[Stored data]
-------------------------
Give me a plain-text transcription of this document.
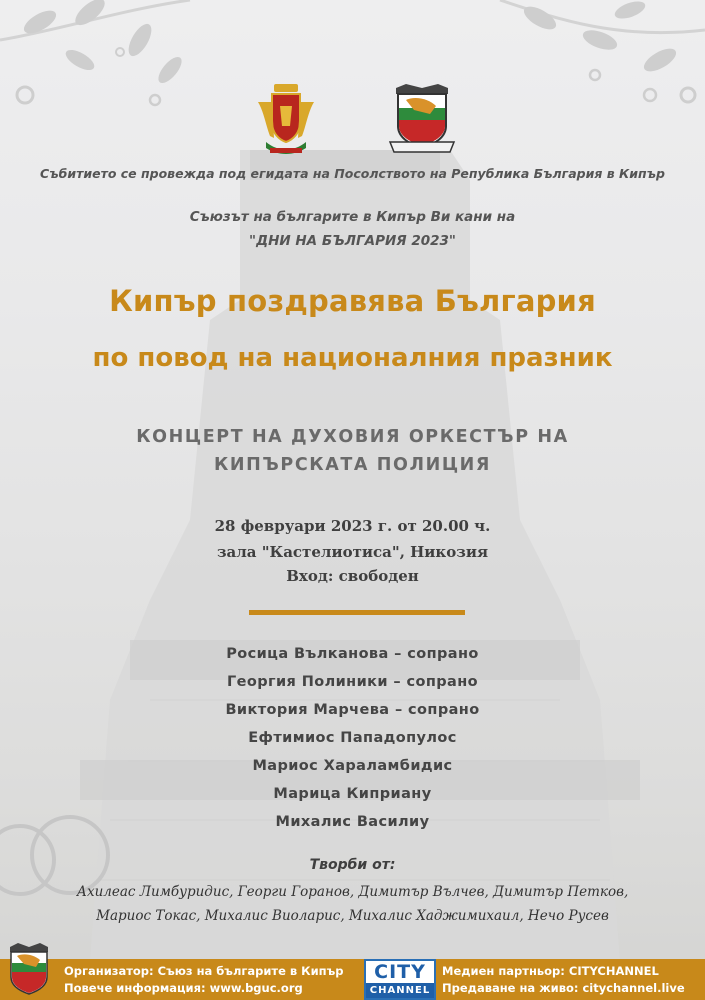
Събитието се провежда под егидата на Посолството на Република България в Кипър
Съюзът на българите в Кипър Ви кани на
"ДНИ НА БЪЛГАРИЯ 2023"
Кипър поздравява България
по повод на националния празник
КОНЦЕРТ НА ДУХОВИЯ ОРКЕСТЪР НА
КИПЪРСКАТА ПОЛИЦИЯ
28 февруари 2023 г. от 20.00 ч.
зала "Кастелиотиса", Никозия
Вход: свободен
Росица Вълканова – сопрано
Георгия Полиники – сопрано
Виктория Марчева – сопрано
Ефтимиос Пападопулос
Мариос Хараламбидис
Марица Киприану
Михалис Василиу
Творби от:
Ахилеас Лимбуридис, Георги Горанов, Димитър Вълчев, Димитър Петков,
Мариос Токас, Михалис Виоларис, Михалис Хаджимихаил, Нечо Русев
Организатор: Съюз на българите в Кипър
Повече информация: www.bguc.org
CITY
CHANNEL
Медиен партньор: CITYCHANNEL
Предаване на живо: citychannel.live
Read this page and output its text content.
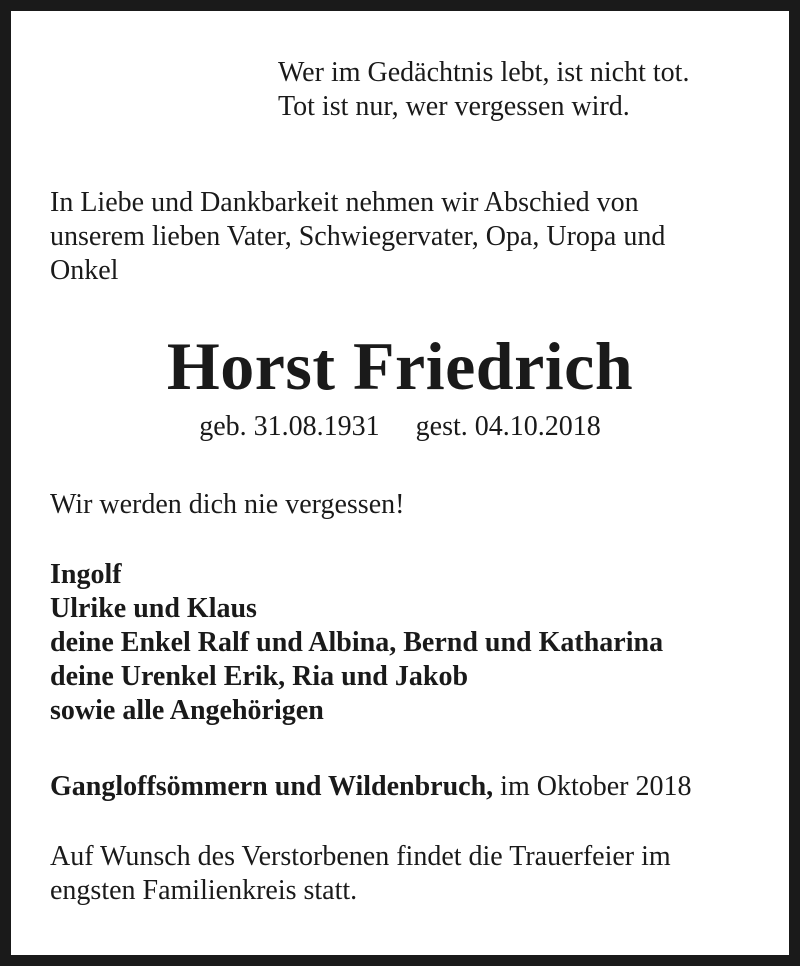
Wer im Gedächtnis lebt, ist nicht tot.
Tot ist nur, wer vergessen wird.
In Liebe und Dankbarkeit nehmen wir Abschied von
unserem lieben Vater, Schwiegervater, Opa, Uropa und
Onkel
Horst Friedrich
geb. 31.08.1931 gest. 04.10.2018
Wir werden dich nie vergessen!
Ingolf
Ulrike und Klaus
deine Enkel Ralf und Albina, Bernd und Katharina
deine Urenkel Erik, Ria und Jakob
sowie alle Angehörigen
Gangloffsömmern und Wildenbruch, im Oktober 2018
Auf Wunsch des Verstorbenen findet die Trauerfeier im
engsten Familienkreis statt.
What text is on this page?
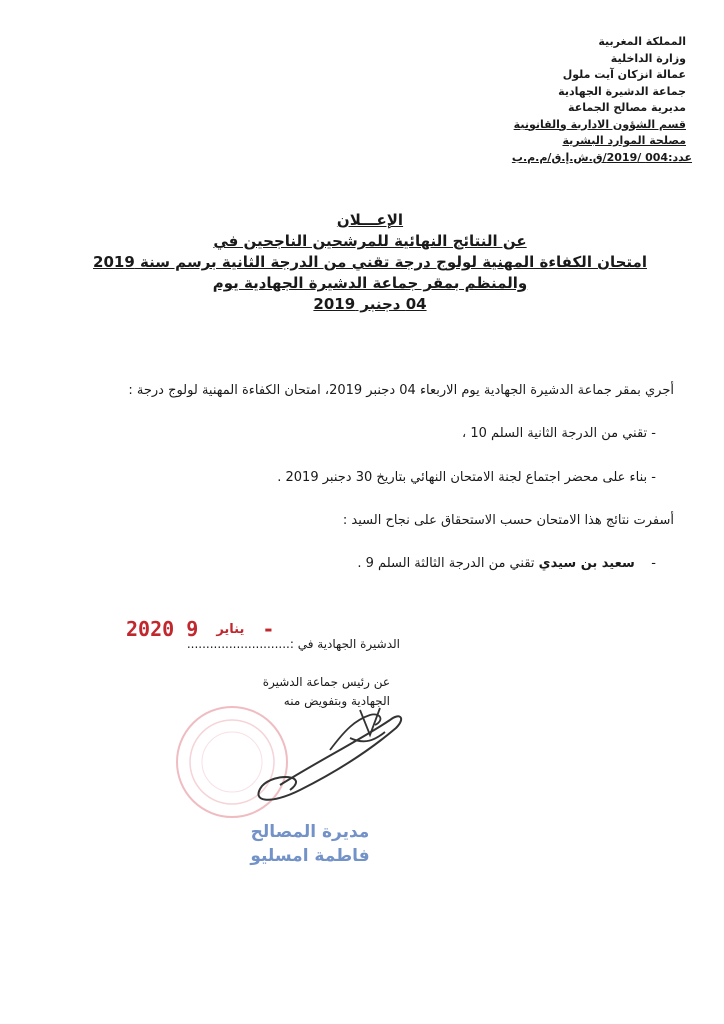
المملكة المغربية
وزارة الداخلية
عمالة انزكان آيت ملول
جماعة الدشيرة الجهادية
مديرية مصالح الجماعة
قسم الشؤون الادارية والقانونية
مصلحة الموارد البشرية
عدد:004 /2019/ق.ش.إ.ق/م.م.ب
الإعـــلان
عن النتائج النهائية للمرشحين الناجحين في
امتحان الكفاءة المهنية لولوج درجة تقني من الدرجة الثانية برسم سنة 2019
والمنظم بمقر جماعة الدشيرة الجهادية يوم
04 دجنبر 2019
أجري بمقر جماعة الدشيرة الجهادية يوم الاربعاء 04 دجنبر 2019، امتحان الكفاءة المهنية لولوج درجة :
- تقني من الدرجة الثانية السلم 10 ،
- بناء على محضر اجتماع لجنة الامتحان النهائي بتاريخ 30 دجنبر 2019 .
أسفرت نتائج هذا الامتحان حسب الاستحقاق على نجاح السيد :
-    سعيد بن سيدي تقني من الدرجة الثالثة السلم 9 .
2020	يناير 9 -
الدشيرة الجهادية في :...........................
عن رئيس جماعة الدشيرة
الجهادية وبتفويض منه
مديرة المصالح
فاطمة امسليو
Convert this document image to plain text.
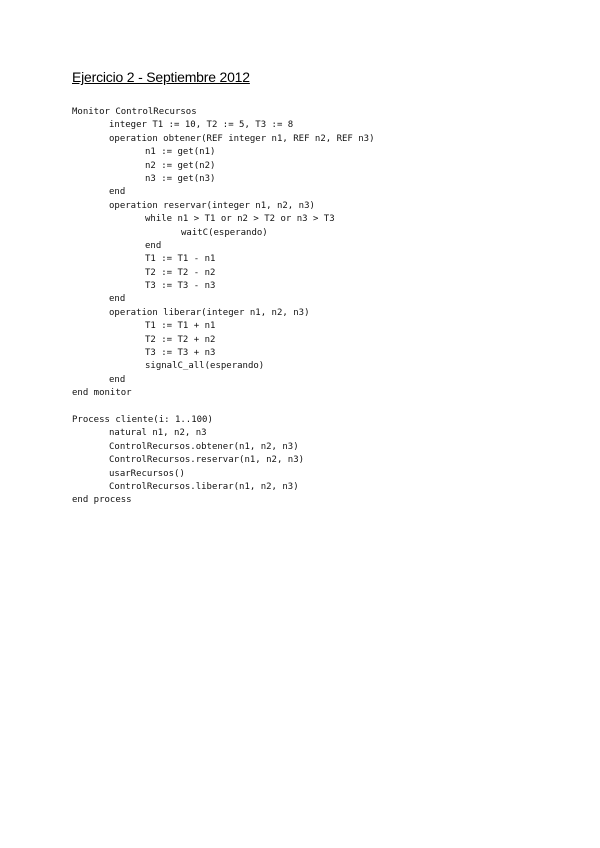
Ejercicio 2 - Septiembre 2012
Monitor ControlRecursos
integer T1 := 10, T2 := 5, T3 := 8
operation obtener(REF integer n1, REF n2, REF n3)
n1 := get(n1)
n2 := get(n2)
n3 := get(n3)
end
operation reservar(integer n1, n2, n3)
while n1 > T1 or n2 > T2 or n3 > T3
waitC(esperando)
end
T1 := T1 - n1
T2 := T2 - n2
T3 := T3 - n3
end
operation liberar(integer n1, n2, n3)
T1 := T1 + n1
T2 := T2 + n2
T3 := T3 + n3
signalC_all(esperando)
end
end monitor
Process cliente(i: 1..100)
natural n1, n2, n3
ControlRecursos.obtener(n1, n2, n3)
ControlRecursos.reservar(n1, n2, n3)
usarRecursos()
ControlRecursos.liberar(n1, n2, n3)
end process
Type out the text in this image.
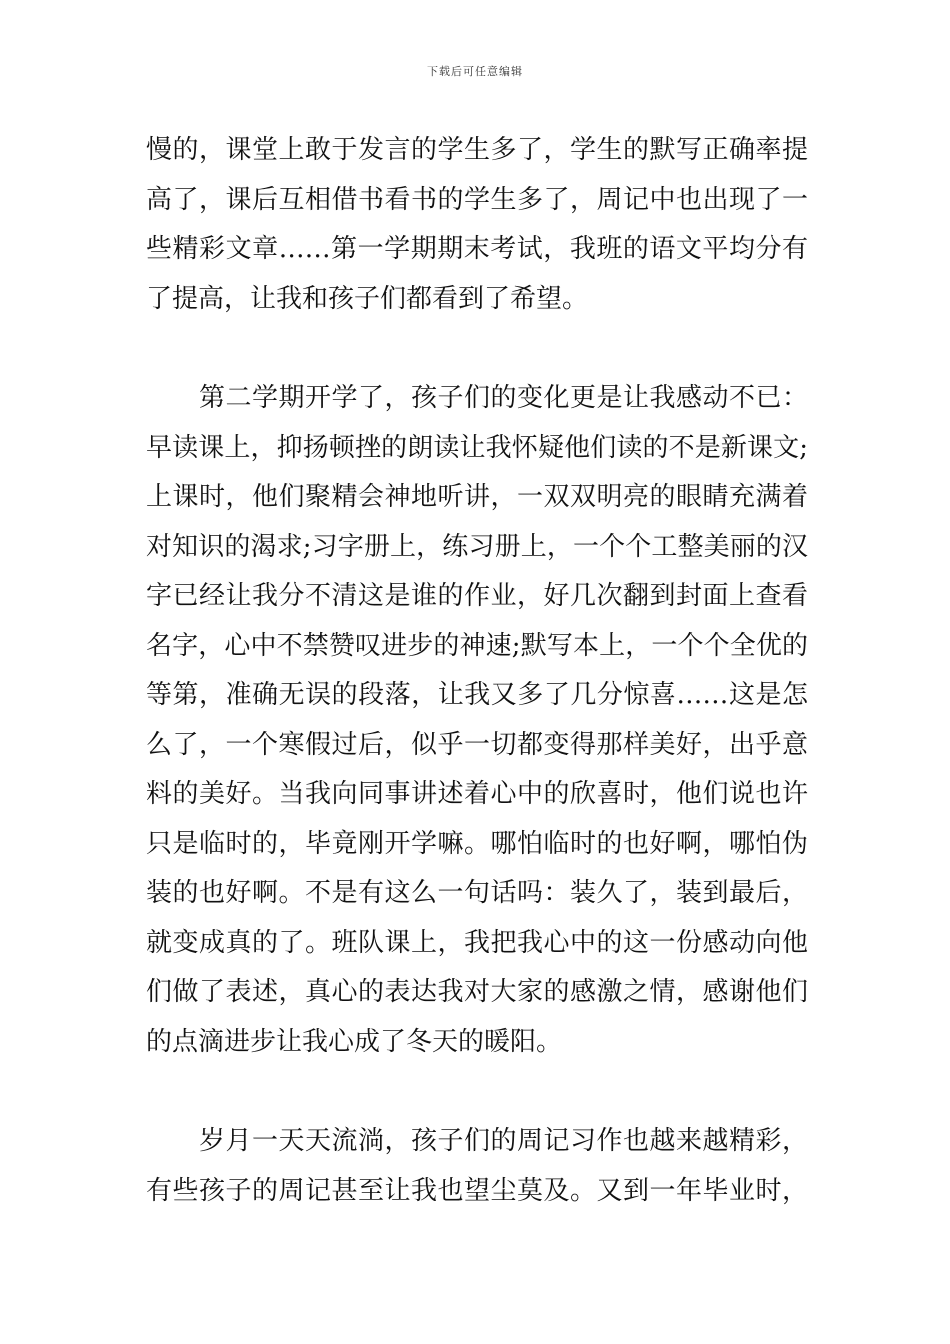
下载后可任意编辑
慢的，课堂上敢于发言的学生多了，学生的默写正确率提
高了，课后互相借书看书的学生多了，周记中也出现了一
些精彩文章……第一学期期末考试，我班的语文平均分有
了提高，让我和孩子们都看到了希望。
　　第二学期开学了，孩子们的变化更是让我感动不已：
早读课上，抑扬顿挫的朗读让我怀疑他们读的不是新课文;
上课时，他们聚精会神地听讲，一双双明亮的眼睛充满着
对知识的渴求;习字册上，练习册上，一个个工整美丽的汉
字已经让我分不清这是谁的作业，好几次翻到封面上查看
名字，心中不禁赞叹进步的神速;默写本上，一个个全优的
等第，准确无误的段落，让我又多了几分惊喜……这是怎
么了，一个寒假过后，似乎一切都变得那样美好，出乎意
料的美好。当我向同事讲述着心中的欣喜时，他们说也许
只是临时的，毕竟刚开学嘛。哪怕临时的也好啊，哪怕伪
装的也好啊。不是有这么一句话吗：装久了，装到最后，
就变成真的了。班队课上，我把我心中的这一份感动向他
们做了表述，真心的表达我对大家的感激之情，感谢他们
的点滴进步让我心成了冬天的暖阳。
　　岁月一天天流淌，孩子们的周记习作也越来越精彩，
有些孩子的周记甚至让我也望尘莫及。又到一年毕业时，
-------------------------
Objective: Return, from the data, each line that has the word "المهنية" in it.

Answer in full:
امتحان الكفاءة المهنية لولوج درجة تقني من الدرجة الثانية برسم سنة 2019
أجري بمقر جماعة الدشيرة الجهادية يوم الاربعاء 04 دجنبر 2019، امتحان الكفاءة المهنية لولوج درجة :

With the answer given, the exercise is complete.